_PROBLEM TO WORK ON_
Within the records below, find each line that holds the string "this", then copy it.

[Source records]
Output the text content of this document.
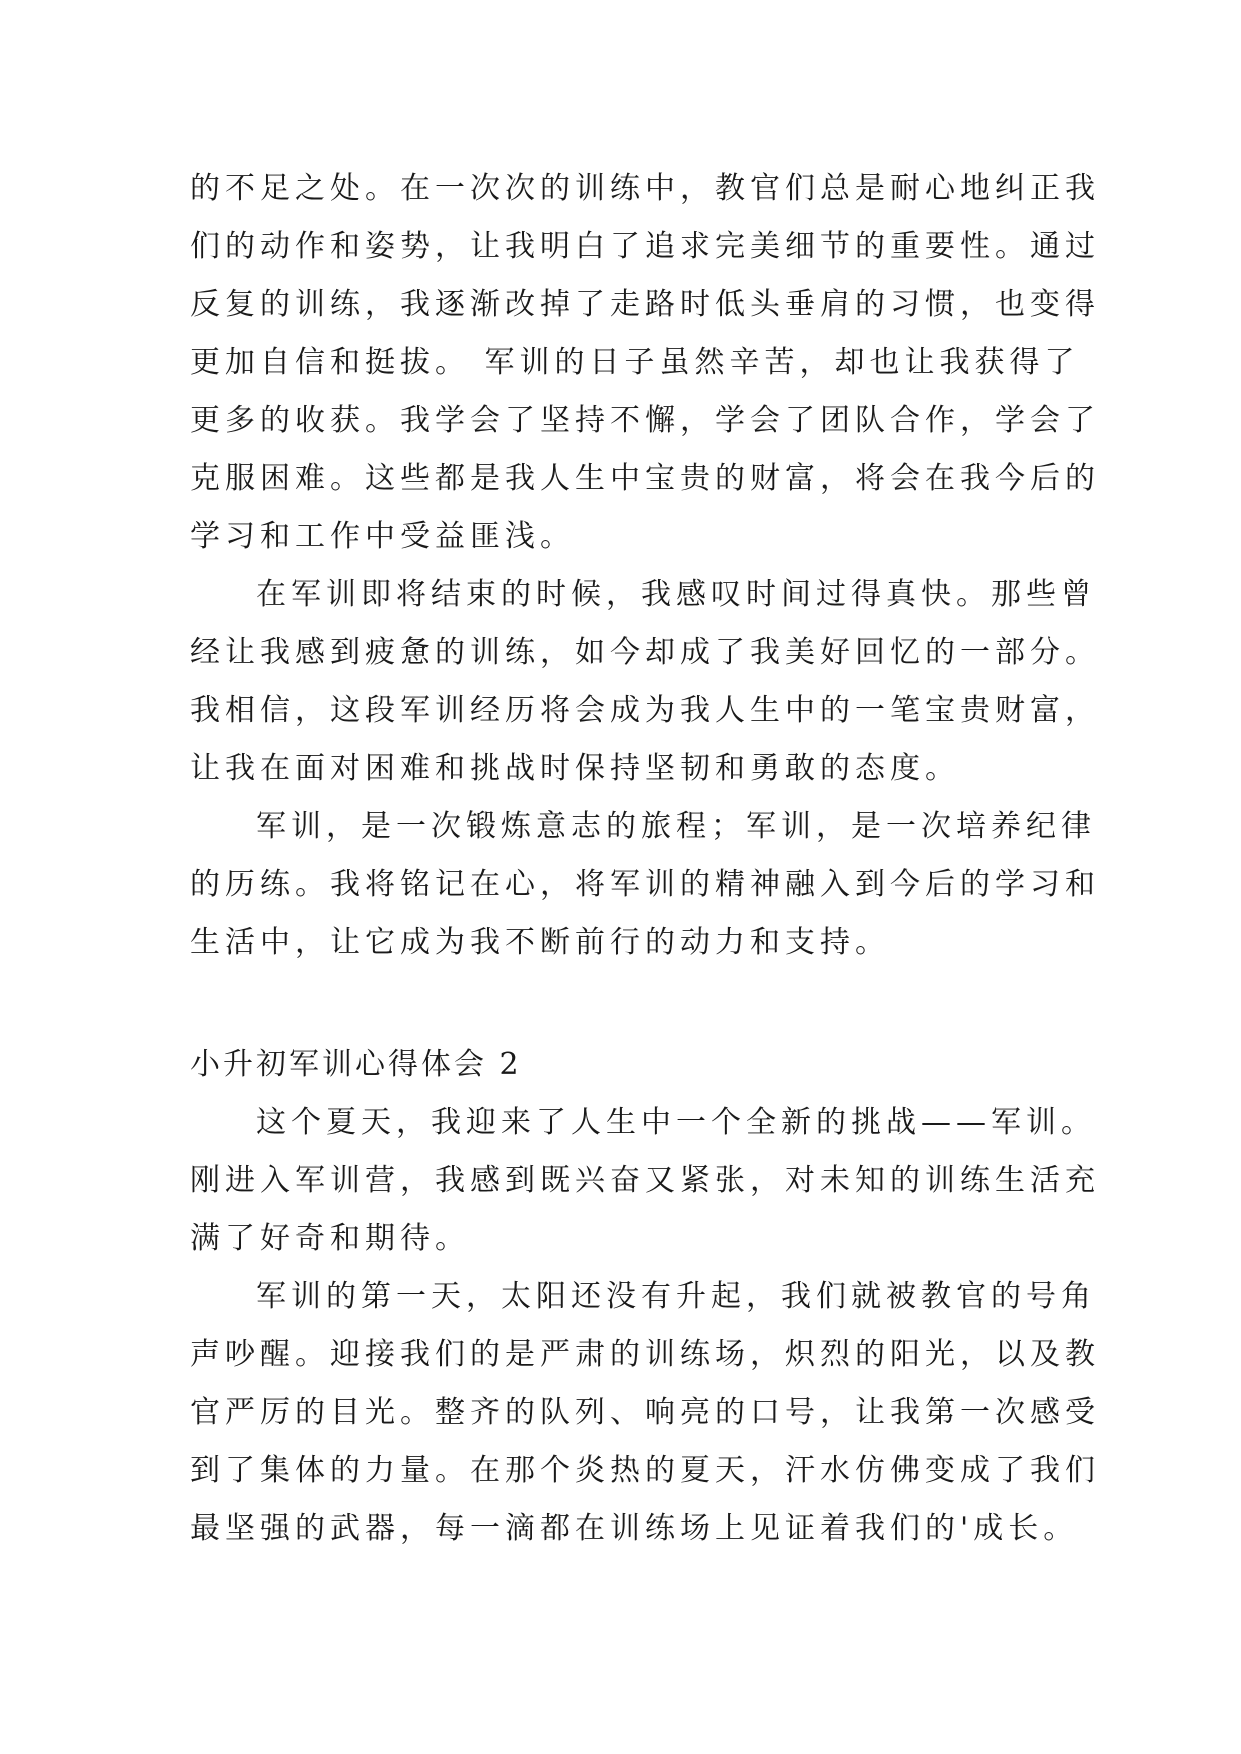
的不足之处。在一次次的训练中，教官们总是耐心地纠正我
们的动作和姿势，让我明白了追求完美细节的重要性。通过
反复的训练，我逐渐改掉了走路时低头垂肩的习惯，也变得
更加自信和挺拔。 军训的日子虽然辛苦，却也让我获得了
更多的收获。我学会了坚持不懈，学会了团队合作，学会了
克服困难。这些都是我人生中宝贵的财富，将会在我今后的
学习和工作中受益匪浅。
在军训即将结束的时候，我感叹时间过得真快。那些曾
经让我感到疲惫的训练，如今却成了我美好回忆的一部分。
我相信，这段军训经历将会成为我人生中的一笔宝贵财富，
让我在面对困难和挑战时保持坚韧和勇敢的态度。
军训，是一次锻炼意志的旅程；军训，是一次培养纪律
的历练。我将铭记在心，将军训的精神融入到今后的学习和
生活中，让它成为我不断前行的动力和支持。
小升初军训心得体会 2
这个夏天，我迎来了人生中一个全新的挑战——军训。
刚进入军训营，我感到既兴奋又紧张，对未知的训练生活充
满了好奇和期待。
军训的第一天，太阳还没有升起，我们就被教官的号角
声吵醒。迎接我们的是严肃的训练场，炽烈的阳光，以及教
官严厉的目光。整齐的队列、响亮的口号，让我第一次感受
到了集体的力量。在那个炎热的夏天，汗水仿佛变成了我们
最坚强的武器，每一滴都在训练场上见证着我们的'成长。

==

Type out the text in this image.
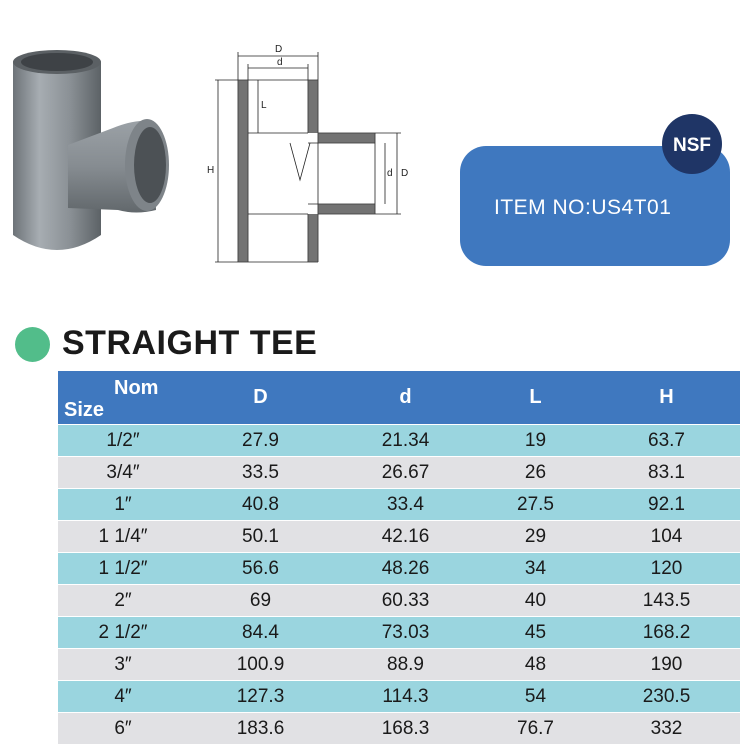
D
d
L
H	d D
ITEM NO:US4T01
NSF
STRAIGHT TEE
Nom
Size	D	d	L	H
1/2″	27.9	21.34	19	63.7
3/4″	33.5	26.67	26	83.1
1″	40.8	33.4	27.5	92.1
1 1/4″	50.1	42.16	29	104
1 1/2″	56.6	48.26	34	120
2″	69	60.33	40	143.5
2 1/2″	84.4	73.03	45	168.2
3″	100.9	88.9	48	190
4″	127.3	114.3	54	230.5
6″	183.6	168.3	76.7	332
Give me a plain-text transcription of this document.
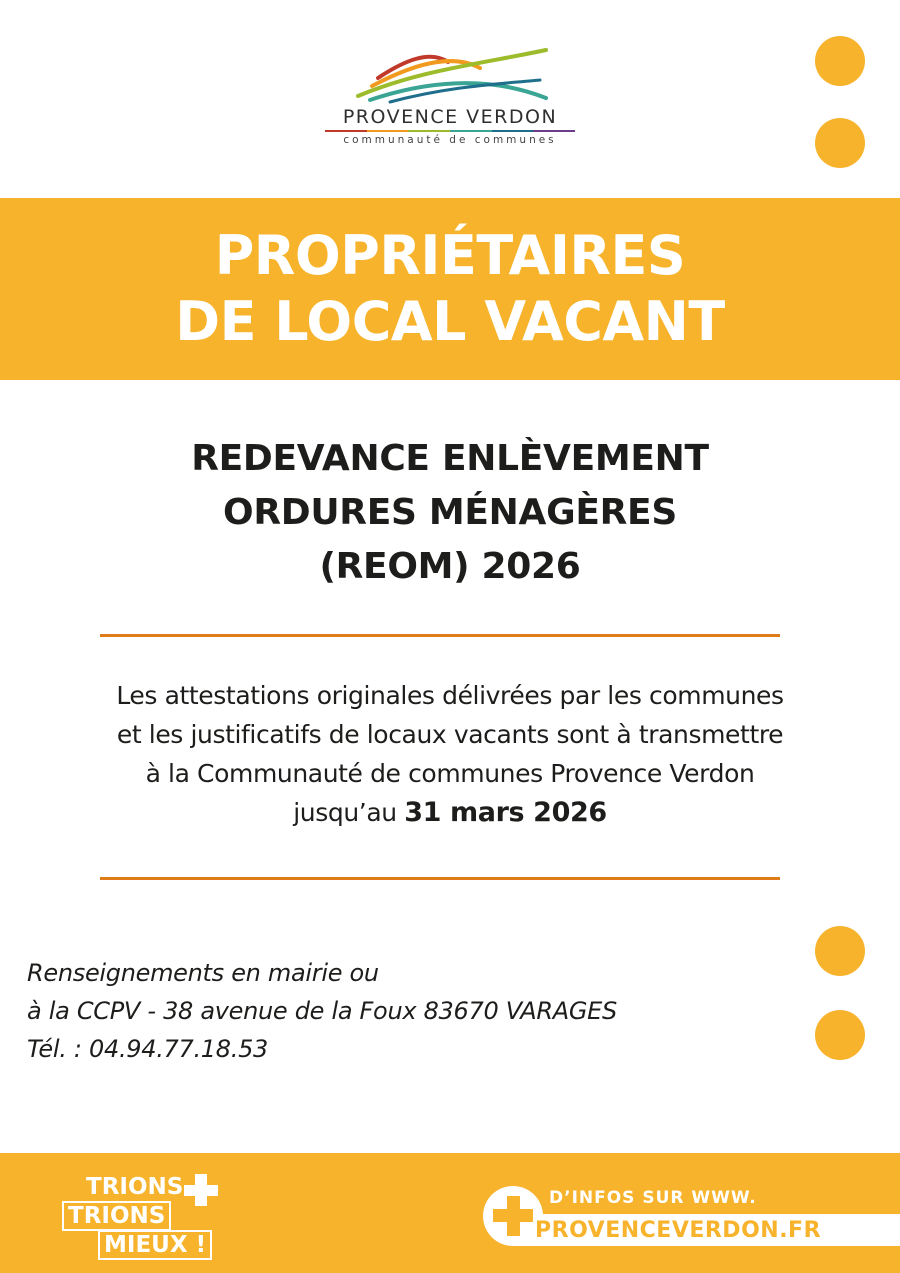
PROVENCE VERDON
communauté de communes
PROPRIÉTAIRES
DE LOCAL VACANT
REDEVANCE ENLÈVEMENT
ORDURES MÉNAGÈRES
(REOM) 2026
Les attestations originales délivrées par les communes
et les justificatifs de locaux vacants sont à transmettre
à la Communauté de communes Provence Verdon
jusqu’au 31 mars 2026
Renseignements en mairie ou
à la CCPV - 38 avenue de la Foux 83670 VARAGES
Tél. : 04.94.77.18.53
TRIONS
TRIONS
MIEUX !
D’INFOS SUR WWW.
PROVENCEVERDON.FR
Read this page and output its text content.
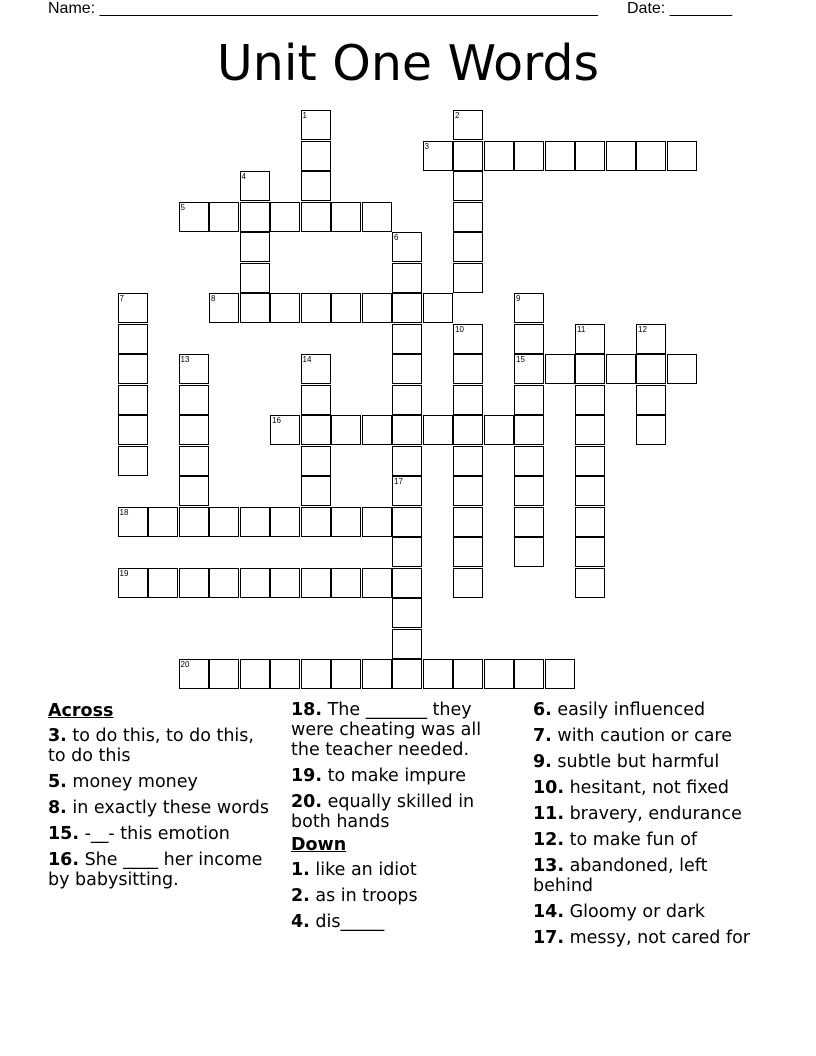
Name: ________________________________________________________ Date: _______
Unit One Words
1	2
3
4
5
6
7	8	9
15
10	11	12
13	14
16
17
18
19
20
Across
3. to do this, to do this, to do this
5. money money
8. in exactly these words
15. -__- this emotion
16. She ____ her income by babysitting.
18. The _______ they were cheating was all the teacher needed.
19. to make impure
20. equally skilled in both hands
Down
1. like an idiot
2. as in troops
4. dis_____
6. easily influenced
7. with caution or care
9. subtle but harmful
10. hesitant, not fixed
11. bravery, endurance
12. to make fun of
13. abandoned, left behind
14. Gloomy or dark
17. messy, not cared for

_THE COMPLETED TASK_
Output the text content of this document.
Type out the text in this image.
Give me a plain-text transcription of this document.
Read this page and output its text content.
3. to do this, to do this, to do this
15. -__- this emotion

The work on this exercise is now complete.